■ PROMPT:
Copy out every line exactly, passing over the pictures.

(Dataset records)
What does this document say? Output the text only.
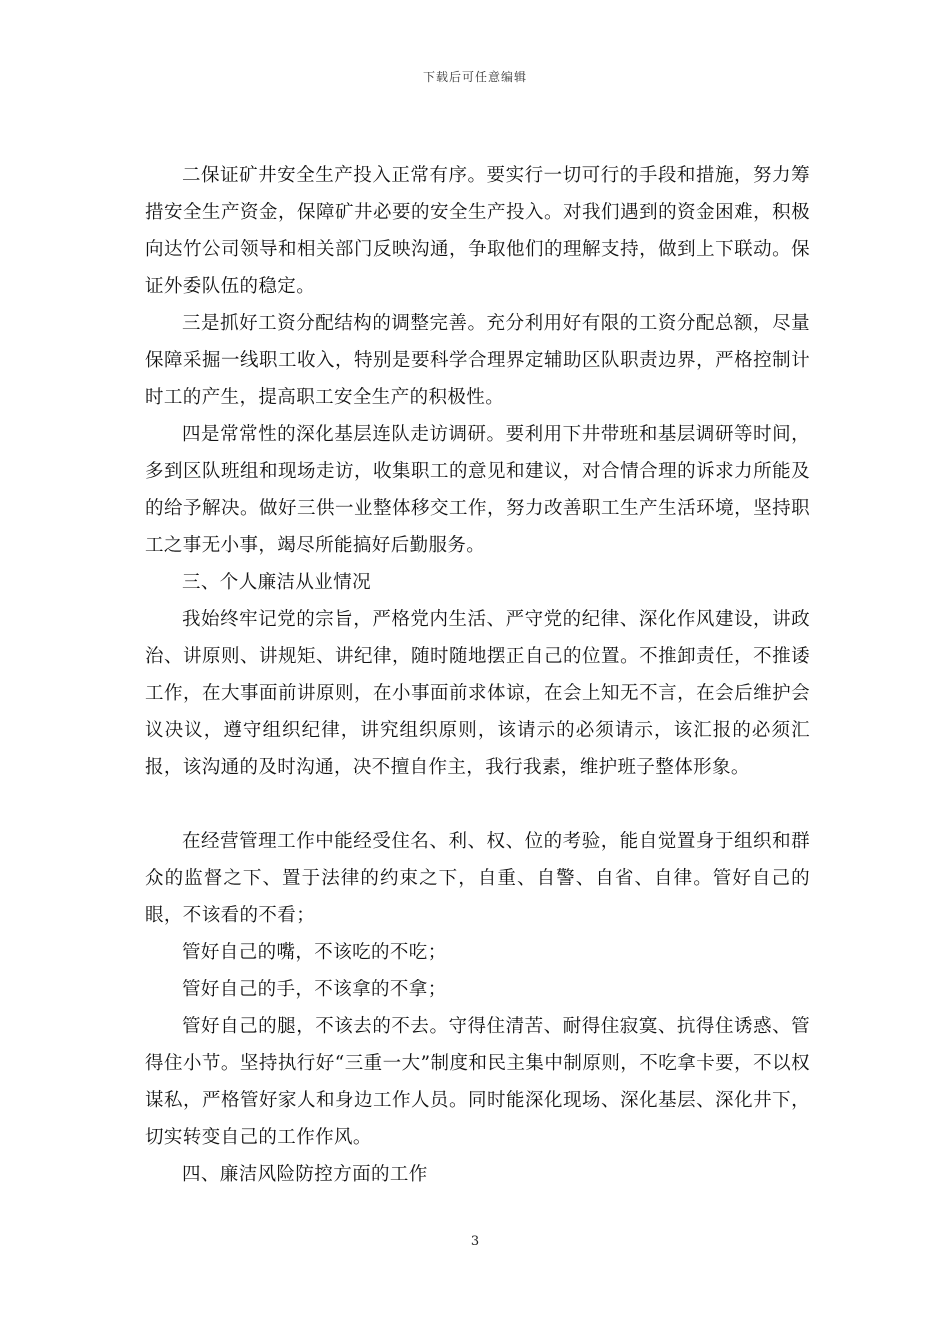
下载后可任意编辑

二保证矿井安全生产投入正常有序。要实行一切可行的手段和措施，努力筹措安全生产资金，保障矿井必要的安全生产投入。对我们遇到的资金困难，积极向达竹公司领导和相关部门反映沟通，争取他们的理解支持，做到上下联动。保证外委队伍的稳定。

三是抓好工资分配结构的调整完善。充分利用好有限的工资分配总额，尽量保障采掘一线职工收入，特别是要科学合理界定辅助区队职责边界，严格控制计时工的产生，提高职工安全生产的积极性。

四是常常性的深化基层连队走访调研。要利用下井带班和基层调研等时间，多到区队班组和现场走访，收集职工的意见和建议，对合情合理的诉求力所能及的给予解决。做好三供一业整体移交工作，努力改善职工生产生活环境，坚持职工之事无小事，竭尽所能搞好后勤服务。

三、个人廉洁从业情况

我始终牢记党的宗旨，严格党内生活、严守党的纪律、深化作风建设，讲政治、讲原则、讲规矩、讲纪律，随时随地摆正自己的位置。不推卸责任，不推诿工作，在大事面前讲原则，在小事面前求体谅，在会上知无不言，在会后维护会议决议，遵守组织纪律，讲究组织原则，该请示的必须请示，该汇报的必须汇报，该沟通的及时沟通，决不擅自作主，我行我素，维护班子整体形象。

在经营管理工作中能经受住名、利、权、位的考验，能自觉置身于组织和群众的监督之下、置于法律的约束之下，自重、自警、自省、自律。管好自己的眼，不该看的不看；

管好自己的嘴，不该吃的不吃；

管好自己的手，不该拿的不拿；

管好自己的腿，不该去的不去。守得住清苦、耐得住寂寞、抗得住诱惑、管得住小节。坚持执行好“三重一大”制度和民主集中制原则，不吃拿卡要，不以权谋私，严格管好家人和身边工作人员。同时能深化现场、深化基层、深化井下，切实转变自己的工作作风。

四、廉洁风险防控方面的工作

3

■ WRITTEN SOLUTION:
What does this document say? Output the text only.
下载后可任意编辑

二保证矿井安全生产投入正常有序。要实行一切可行的手段和措施，努力筹措安全生产资金，保障矿井必要的安全生产投入。对我们遇到的资金困难，积极向达竹公司领导和相关部门反映沟通，争取他们的理解支持，做到上下联动。保证外委队伍的稳定。

三是抓好工资分配结构的调整完善。充分利用好有限的工资分配总额，尽量保障采掘一线职工收入，特别是要科学合理界定辅助区队职责边界，严格控制计时工的产生，提高职工安全生产的积极性。

四是常常性的深化基层连队走访调研。要利用下井带班和基层调研等时间，多到区队班组和现场走访，收集职工的意见和建议，对合情合理的诉求力所能及的给予解决。做好三供一业整体移交工作，努力改善职工生产生活环境，坚持职工之事无小事，竭尽所能搞好后勤服务。

三、个人廉洁从业情况

我始终牢记党的宗旨，严格党内生活、严守党的纪律、深化作风建设，讲政治、讲原则、讲规矩、讲纪律，随时随地摆正自己的位置。不推卸责任，不推诿工作，在大事面前讲原则，在小事面前求体谅，在会上知无不言，在会后维护会议决议，遵守组织纪律，讲究组织原则，该请示的必须请示，该汇报的必须汇报，该沟通的及时沟通，决不擅自作主，我行我素，维护班子整体形象。

在经营管理工作中能经受住名、利、权、位的考验，能自觉置身于组织和群众的监督之下、置于法律的约束之下，自重、自警、自省、自律。管好自己的眼，不该看的不看；

管好自己的嘴，不该吃的不吃；

管好自己的手，不该拿的不拿；

管好自己的腿，不该去的不去。守得住清苦、耐得住寂寞、抗得住诱惑、管得住小节。坚持执行好“三重一大”制度和民主集中制原则，不吃拿卡要，不以权谋私，严格管好家人和身边工作人员。同时能深化现场、深化基层、深化井下，切实转变自己的工作作风。

四、廉洁风险防控方面的工作

3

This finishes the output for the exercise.